村上春樹さんがエルサレム賞のスピーチで、イスラエルのガザ攻撃を批判しましたが、僕はこれは村上春樹さんの置かれた公共的な立場を考えるに、受賞拒否もしくは受賞時に批判をするのは、その公共性の責務を果たすという点で、その責務を果たしたと思います。もし受賞してなおかつ当たりさわりのないことを言っていたら、世論の批判は免れなかったでしょう。それは、普遍的な優れた芸術の創造者は、それに従った公共性の責務も負うからゆえです。

村上春樹さんは政治的なスピーチをするべきではなかったとか、芸術家の政治的スピーチは偽物の運動とか、意味不明なことを言っているイスラエルシンパの人々が、芸術はあらゆる政治性から解放されている、芸術の価値は商業性にあるとか言っていますが、そんなことがあるはずがありません。商業性が支配する芸術には芸術の進歩を阻む困る点があるのです。なぜなら、商業性が芸術を支配すると困ります。とても分かりやすい例で言えば、お金持ちがフェルメールの絵画とかを物凄い金額で買って、美術館に貸し出しせず、『これは私の所有物だから私以外の誰にも見せない』とかいうことになったら、人類の普遍的財産であるべき優れた普遍的芸術が一部の人間だけに独占支配されてしまうからです。クラシック音楽の原譜にも同じことが言え、先日挙げましたように、ショパンの作品70の1の原譜を個人所有者が公開していてくれれば、ルービンシュタインなどは、原譜を改変したフォンタナ版ではなく、原譜で作品70の1を弾くことが出来たわけです。ショパン好きにとって、複写されていない原譜の公開が遅れたり、作品70の3のように複写されていない原譜が失われてしまっているということは、痛恨の極みです。普遍的な価値のある芸術は人類の普遍的財産であるという意識が商業意識より遥かに大切なことだと僕は思います。

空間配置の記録
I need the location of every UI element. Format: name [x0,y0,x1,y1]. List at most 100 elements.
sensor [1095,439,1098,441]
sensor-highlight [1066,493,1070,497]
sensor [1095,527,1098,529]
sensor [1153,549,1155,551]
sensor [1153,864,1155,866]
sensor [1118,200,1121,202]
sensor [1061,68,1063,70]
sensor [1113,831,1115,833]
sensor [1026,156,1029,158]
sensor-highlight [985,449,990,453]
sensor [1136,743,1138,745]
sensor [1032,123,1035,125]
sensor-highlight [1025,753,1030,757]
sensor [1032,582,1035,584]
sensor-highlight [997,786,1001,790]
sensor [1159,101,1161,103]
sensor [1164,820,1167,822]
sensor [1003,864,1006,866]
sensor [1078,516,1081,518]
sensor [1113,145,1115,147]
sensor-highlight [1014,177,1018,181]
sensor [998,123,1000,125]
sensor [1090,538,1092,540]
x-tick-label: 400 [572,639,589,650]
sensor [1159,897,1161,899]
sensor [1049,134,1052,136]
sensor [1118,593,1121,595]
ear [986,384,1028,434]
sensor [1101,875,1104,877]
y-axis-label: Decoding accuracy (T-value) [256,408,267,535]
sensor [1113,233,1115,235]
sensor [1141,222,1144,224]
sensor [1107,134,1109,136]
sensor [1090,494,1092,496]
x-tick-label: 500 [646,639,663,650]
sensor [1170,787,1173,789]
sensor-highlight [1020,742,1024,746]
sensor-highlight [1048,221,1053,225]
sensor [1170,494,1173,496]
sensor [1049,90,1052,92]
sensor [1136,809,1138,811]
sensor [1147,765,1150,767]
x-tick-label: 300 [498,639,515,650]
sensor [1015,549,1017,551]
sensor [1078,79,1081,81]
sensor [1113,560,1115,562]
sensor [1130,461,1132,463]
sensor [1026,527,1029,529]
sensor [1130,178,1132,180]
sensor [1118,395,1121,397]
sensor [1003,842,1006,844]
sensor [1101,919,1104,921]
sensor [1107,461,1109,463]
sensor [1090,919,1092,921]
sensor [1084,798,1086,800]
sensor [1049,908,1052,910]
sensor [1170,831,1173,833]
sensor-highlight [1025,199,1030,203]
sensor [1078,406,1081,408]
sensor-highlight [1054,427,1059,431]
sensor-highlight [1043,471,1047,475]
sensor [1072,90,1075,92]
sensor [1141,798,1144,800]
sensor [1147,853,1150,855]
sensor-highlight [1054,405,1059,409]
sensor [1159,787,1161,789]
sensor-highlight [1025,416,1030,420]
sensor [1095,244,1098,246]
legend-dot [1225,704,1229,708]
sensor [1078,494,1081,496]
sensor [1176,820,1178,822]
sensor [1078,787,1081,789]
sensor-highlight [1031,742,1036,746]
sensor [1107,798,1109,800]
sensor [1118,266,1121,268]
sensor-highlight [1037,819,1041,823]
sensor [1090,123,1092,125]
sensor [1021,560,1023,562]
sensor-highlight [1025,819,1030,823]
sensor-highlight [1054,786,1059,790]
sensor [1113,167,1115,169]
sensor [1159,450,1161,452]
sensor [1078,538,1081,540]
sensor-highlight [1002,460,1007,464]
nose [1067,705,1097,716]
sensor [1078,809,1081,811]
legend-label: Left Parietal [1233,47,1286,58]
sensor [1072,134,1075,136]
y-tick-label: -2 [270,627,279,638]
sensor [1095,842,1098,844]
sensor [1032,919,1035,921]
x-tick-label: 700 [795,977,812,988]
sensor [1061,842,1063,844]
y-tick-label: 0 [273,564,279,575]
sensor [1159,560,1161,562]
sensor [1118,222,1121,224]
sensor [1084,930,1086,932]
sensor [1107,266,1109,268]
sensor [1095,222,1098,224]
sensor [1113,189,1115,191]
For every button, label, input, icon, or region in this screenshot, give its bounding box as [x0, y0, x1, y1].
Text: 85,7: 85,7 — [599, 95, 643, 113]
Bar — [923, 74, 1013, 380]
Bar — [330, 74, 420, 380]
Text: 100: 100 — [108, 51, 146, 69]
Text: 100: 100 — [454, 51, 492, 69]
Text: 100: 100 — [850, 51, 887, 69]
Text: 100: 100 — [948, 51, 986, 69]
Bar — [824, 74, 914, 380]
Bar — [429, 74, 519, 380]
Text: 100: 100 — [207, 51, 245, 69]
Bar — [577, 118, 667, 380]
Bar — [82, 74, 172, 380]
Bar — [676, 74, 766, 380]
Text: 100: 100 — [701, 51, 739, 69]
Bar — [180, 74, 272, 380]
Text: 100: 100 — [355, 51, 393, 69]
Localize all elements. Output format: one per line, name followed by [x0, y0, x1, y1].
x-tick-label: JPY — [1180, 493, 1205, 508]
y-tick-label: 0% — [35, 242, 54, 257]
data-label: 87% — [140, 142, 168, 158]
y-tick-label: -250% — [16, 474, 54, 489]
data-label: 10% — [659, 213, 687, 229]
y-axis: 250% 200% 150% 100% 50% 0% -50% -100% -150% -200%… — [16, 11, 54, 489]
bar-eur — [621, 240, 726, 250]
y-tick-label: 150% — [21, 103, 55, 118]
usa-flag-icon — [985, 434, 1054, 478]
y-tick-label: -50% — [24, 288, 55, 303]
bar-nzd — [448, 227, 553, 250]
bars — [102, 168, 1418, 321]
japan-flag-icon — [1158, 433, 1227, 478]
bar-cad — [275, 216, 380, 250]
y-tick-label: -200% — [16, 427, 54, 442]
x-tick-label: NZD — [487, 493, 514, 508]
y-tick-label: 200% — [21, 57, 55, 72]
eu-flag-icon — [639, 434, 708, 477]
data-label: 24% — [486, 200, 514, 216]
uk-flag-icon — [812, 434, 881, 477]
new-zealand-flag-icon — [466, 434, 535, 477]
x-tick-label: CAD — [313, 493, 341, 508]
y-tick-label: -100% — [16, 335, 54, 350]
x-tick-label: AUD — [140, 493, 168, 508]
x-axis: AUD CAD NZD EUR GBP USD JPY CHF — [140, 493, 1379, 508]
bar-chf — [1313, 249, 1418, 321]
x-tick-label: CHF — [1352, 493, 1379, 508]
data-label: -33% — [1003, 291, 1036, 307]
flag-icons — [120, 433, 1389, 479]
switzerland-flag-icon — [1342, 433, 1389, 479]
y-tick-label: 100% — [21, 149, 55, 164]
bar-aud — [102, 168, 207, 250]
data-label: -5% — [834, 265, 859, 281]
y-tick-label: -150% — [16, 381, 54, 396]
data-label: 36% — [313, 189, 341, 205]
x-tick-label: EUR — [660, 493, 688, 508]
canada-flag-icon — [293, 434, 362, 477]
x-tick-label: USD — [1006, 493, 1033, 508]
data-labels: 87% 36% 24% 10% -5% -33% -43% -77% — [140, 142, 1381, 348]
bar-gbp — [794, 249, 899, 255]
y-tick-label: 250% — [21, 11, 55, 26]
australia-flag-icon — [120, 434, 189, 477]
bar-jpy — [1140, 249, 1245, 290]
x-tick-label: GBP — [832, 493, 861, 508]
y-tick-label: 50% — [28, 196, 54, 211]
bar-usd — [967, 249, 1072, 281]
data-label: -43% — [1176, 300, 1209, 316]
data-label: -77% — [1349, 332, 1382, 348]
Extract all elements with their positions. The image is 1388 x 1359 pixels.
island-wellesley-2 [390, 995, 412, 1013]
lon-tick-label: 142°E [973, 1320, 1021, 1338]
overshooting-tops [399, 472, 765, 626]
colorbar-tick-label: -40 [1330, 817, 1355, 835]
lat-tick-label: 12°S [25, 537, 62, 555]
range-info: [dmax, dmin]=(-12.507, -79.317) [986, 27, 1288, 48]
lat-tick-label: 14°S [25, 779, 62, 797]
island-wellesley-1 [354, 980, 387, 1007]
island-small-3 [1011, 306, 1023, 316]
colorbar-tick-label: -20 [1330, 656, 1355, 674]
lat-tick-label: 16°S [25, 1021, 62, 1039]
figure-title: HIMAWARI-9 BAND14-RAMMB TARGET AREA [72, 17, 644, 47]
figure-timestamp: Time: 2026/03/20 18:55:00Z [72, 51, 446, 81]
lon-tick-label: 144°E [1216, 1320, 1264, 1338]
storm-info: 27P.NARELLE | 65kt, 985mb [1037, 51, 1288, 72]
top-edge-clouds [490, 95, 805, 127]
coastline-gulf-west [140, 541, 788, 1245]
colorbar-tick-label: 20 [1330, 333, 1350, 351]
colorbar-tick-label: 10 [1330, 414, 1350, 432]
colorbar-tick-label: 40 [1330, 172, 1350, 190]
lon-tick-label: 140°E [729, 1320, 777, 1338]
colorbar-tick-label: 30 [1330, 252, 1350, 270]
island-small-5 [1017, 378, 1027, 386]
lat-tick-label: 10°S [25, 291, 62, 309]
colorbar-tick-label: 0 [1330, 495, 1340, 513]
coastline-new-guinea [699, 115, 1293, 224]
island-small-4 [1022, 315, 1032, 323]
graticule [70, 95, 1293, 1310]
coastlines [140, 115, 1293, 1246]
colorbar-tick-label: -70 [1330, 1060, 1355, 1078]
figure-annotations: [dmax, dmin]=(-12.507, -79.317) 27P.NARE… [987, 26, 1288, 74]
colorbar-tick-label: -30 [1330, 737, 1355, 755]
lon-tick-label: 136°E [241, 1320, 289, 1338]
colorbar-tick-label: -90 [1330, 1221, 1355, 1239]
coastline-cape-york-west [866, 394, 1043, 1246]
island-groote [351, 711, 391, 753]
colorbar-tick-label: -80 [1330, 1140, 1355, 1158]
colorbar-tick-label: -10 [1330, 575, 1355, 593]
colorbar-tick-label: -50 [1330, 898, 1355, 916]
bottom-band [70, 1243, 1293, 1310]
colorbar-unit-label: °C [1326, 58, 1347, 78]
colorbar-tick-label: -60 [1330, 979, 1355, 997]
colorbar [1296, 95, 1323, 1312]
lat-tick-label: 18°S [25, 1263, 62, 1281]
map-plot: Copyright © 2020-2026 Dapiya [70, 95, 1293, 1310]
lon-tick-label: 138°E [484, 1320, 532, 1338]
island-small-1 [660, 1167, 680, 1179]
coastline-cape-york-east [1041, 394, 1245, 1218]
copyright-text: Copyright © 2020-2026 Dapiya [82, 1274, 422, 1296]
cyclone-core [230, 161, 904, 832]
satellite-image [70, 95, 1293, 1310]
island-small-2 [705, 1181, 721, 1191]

- やること -
1. 記録の先頭行から始まり、「sensor-highlight [985,449,990,453]」を含む行で終わる部分を一字も変えずに書き写すこと。先頭と末尾の行も含める。
2. 村上春樹のエルサレム賞スピーチと芸術の公共性を論じた文章を、最後の文の後から書き進めること。

- 作業ごとの出力 -
1.
I need the location of every UI element. Format: name [x0,y0,x1,y1]. List at most 100 elements.
sensor [1095,439,1098,441]
sensor-highlight [1066,493,1070,497]
sensor [1095,527,1098,529]
sensor [1153,549,1155,551]
sensor [1153,864,1155,866]
sensor [1118,200,1121,202]
sensor [1061,68,1063,70]
sensor [1113,831,1115,833]
sensor [1026,156,1029,158]
sensor-highlight [985,449,990,453]

2.
例えば、優れた世界的な絵画の個人所有者で『この絵画は私の所有物だから私以外の誰にも見せない』という所有者がいたら、美術館長さん達や国家のお偉いさん達や学者さん達がその所有者のところにいって、『その芸術はとても優れた普遍的価値を持つ芸術、人類の公共的な普遍的財産であって、個人が独り占めしていいものではないのです』って一生懸命説得して、お金と保険と厳重なセキュリティを沢山かけて、懸命な説得の上、やっと貸し出してもらうわけです。でも、『絶対にどうしても貸さない』という人がいたら、貸し出してもらえず手の打ちようがないのです。これは、芸術の進歩ということについて、商業主義(金銭による所有権独占主義)が齎す巨大なマイナスであると思います。優れた芸術作品を所有者だけが独占していたら研究も出来ないわけです。絵画の場合は絵画研究ができませんし、音楽の複写されていない原譜に至っては、原譜がない故に優れたピアニストがオリジナルを弾くことができないというとても残念な事態が起きてしまいます。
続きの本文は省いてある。